● **Goal**: In the entries below, identify every line with the string "degrees" and copy it.

Figure record listings:
********************
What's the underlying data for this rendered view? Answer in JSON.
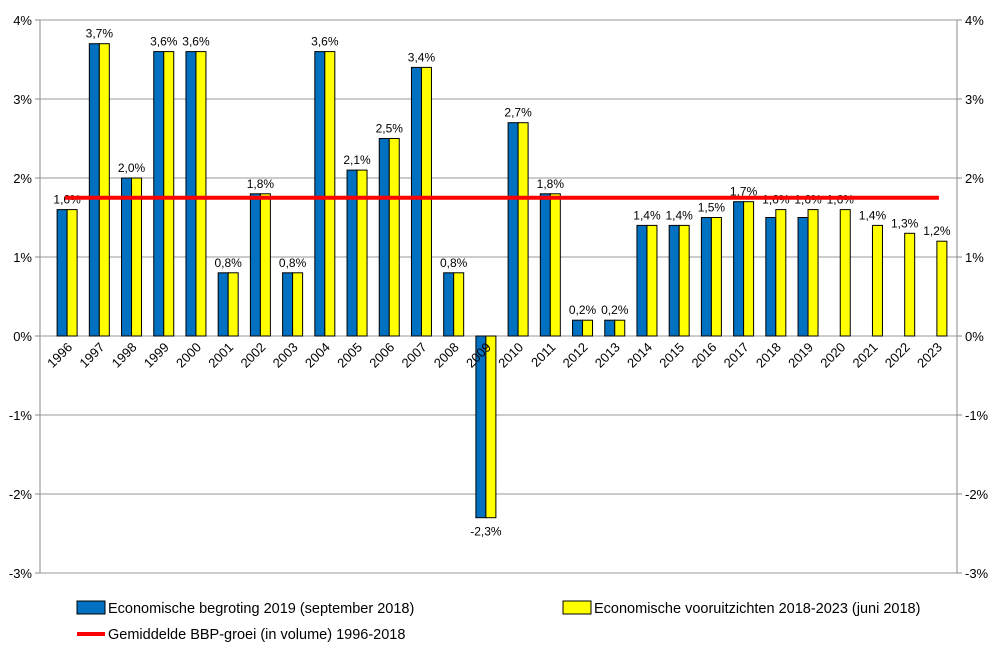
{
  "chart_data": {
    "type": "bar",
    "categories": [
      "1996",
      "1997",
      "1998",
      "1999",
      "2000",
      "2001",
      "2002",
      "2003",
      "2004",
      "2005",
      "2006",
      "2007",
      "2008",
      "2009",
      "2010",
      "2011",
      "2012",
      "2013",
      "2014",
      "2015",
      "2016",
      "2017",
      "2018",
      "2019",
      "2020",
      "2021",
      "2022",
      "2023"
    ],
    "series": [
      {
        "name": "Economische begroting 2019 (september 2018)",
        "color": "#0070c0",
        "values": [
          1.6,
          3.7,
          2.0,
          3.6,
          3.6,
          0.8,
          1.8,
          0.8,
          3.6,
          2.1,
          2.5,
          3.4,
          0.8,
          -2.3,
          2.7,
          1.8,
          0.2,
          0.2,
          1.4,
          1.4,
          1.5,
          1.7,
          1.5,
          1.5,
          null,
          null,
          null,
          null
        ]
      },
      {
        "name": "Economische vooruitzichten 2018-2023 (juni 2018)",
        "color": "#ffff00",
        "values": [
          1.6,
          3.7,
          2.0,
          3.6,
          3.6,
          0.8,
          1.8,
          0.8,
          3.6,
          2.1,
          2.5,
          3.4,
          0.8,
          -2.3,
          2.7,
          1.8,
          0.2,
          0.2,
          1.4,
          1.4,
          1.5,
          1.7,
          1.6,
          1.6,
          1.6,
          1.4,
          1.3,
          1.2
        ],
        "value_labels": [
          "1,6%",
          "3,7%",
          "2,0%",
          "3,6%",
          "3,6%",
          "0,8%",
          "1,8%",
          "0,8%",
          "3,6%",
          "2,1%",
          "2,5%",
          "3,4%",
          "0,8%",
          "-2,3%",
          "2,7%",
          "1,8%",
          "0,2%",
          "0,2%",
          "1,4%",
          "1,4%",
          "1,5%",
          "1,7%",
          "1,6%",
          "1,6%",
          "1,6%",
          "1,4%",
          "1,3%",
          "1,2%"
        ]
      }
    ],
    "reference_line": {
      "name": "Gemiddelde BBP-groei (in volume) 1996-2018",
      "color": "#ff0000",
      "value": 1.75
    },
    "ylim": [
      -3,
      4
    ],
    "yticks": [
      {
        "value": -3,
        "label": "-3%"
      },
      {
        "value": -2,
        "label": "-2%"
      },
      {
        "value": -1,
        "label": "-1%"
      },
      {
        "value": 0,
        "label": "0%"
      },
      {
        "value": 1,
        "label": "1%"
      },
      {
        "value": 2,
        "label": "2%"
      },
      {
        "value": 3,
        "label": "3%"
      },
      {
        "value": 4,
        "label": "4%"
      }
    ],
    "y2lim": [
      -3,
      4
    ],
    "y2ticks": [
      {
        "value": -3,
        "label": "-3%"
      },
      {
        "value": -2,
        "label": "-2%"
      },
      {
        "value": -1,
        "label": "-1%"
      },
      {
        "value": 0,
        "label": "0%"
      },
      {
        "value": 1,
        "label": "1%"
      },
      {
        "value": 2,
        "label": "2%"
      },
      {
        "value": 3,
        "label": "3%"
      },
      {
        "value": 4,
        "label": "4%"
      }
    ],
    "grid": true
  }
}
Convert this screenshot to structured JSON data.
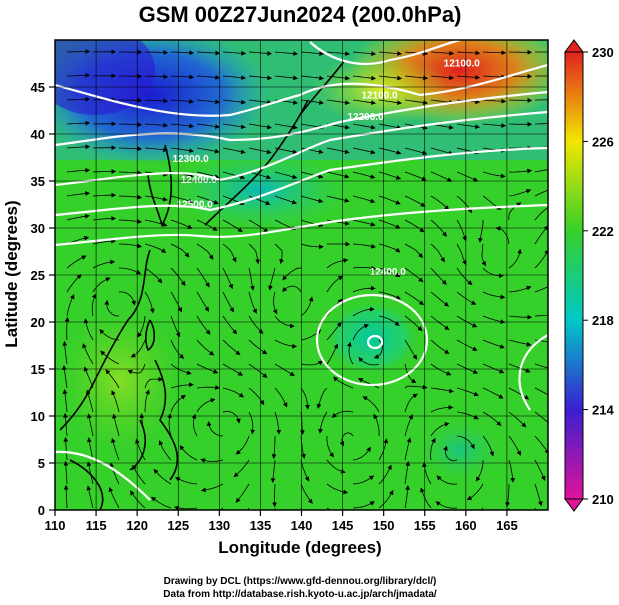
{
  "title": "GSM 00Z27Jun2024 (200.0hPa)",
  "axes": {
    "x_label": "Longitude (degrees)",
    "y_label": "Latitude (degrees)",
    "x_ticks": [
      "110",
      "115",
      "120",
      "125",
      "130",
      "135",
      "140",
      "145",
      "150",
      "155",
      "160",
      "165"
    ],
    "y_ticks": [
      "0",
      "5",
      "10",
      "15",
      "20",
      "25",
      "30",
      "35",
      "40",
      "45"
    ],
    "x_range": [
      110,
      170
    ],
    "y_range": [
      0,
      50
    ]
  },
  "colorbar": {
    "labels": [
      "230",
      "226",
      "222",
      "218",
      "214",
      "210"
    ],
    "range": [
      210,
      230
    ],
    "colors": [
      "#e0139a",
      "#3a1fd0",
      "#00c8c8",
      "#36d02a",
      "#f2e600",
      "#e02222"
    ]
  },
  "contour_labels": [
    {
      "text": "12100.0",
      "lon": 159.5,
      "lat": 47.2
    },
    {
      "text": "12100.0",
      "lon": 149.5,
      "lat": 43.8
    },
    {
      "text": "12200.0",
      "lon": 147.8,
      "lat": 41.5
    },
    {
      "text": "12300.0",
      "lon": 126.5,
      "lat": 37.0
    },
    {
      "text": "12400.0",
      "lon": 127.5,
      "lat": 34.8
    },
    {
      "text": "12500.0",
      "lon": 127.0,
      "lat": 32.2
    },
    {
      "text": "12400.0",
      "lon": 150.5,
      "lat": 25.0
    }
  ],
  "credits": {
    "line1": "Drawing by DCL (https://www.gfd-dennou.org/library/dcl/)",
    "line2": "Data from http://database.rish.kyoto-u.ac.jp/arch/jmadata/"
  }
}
********************
● **Written answer**:
    "x_label": "Longitude (degrees)",
    "y_label": "Latitude (degrees)",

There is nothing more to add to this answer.